▶ [THE PROBLEM] Gather the lines from the material that contain "color".
---------- RECORDS SHOWN
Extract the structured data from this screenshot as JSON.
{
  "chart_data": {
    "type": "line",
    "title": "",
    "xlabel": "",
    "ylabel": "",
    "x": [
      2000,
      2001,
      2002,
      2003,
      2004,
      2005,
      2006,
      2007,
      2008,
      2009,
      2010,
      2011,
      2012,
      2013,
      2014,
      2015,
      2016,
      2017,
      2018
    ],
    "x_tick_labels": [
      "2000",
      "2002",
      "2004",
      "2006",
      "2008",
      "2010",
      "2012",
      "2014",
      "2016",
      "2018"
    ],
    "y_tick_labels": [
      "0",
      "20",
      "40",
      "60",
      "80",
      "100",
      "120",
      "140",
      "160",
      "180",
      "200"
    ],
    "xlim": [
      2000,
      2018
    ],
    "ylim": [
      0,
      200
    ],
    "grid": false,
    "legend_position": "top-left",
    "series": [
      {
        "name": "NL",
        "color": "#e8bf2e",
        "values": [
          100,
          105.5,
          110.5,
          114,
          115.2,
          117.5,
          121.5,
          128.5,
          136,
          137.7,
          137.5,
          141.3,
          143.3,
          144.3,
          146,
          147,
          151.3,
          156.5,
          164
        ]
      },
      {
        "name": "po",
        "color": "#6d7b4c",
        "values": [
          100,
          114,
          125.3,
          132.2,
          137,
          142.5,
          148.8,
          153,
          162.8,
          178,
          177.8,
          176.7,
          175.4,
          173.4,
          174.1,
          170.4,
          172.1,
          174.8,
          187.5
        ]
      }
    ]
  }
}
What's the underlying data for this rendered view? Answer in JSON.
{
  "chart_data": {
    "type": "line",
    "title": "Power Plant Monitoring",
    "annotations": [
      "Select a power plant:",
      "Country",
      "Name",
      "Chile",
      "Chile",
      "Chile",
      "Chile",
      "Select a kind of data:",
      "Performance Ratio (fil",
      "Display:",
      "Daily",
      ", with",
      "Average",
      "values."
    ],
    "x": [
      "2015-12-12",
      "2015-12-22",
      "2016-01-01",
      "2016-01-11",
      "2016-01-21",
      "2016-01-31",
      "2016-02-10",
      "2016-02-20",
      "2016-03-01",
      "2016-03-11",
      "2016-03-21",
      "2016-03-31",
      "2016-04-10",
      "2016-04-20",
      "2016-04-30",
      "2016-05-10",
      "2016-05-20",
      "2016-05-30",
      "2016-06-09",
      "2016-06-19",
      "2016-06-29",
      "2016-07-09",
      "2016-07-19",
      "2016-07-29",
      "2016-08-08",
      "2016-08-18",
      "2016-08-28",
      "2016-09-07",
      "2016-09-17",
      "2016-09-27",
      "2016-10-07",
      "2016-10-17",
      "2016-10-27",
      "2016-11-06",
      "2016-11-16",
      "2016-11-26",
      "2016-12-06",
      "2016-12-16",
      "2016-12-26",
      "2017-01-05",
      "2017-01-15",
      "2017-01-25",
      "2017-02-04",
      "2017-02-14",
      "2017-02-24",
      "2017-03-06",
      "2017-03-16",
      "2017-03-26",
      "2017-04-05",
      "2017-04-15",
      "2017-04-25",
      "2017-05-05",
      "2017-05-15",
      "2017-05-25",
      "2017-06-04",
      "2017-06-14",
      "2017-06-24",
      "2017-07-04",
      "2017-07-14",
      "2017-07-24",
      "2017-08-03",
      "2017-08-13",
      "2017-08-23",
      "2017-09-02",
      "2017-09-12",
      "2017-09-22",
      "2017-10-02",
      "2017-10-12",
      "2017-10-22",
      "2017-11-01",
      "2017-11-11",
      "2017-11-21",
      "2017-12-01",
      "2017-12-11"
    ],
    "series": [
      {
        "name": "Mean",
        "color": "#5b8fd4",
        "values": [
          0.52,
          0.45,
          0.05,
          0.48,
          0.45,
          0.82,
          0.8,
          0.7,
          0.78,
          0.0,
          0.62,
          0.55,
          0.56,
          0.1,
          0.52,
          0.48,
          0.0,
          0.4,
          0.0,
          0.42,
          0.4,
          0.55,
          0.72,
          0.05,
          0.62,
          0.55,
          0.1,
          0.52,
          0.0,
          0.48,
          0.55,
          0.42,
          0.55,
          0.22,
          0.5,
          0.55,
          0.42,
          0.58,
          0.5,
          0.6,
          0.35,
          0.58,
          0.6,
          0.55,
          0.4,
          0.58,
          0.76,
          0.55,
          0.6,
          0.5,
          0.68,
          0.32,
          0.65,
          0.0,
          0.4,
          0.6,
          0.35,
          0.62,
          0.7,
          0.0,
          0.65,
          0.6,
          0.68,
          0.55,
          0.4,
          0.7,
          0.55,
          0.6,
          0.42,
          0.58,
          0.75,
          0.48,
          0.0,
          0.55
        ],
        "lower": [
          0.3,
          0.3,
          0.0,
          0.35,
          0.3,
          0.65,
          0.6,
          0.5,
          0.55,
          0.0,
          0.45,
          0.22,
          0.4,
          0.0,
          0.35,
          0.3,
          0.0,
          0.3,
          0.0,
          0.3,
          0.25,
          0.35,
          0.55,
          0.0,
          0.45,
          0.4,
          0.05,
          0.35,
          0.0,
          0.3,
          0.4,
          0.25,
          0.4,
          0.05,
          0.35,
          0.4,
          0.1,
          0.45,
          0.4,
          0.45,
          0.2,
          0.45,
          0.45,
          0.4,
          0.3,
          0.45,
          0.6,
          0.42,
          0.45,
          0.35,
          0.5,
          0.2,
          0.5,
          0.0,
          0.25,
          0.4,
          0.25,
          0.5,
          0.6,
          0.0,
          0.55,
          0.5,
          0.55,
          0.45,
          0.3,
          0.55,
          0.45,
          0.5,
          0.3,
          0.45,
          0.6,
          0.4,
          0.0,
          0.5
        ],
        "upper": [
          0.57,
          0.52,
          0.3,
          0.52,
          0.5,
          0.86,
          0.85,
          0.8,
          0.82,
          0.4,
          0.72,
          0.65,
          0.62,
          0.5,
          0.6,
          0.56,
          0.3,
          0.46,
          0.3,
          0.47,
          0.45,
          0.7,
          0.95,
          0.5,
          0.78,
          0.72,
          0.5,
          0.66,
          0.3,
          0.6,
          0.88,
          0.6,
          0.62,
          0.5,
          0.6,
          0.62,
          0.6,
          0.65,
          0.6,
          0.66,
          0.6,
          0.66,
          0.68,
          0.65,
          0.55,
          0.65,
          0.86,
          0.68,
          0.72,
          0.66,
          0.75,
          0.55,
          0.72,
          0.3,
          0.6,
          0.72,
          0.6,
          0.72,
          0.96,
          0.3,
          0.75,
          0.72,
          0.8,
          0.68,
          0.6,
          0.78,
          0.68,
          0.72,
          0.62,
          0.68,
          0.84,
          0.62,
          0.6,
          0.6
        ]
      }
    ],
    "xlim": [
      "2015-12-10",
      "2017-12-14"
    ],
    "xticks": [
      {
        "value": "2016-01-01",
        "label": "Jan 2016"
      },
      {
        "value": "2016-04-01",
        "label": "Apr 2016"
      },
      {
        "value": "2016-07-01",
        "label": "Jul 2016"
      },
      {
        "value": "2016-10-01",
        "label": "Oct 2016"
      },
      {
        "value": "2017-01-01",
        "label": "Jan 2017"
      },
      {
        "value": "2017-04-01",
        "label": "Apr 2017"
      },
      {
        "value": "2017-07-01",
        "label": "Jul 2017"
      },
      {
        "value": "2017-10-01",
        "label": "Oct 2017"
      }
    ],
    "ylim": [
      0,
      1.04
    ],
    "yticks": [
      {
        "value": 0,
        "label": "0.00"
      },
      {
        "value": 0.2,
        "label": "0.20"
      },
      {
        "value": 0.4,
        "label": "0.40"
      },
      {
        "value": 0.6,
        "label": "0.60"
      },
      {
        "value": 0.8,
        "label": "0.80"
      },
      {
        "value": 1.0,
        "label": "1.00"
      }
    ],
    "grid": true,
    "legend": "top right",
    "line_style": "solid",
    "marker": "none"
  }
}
--------------------
▶ [EXERCISE OUTPUT]
        "color": "#e8bf2e",
        "color": "#6d7b4c",
        "color": "#5b8fd4",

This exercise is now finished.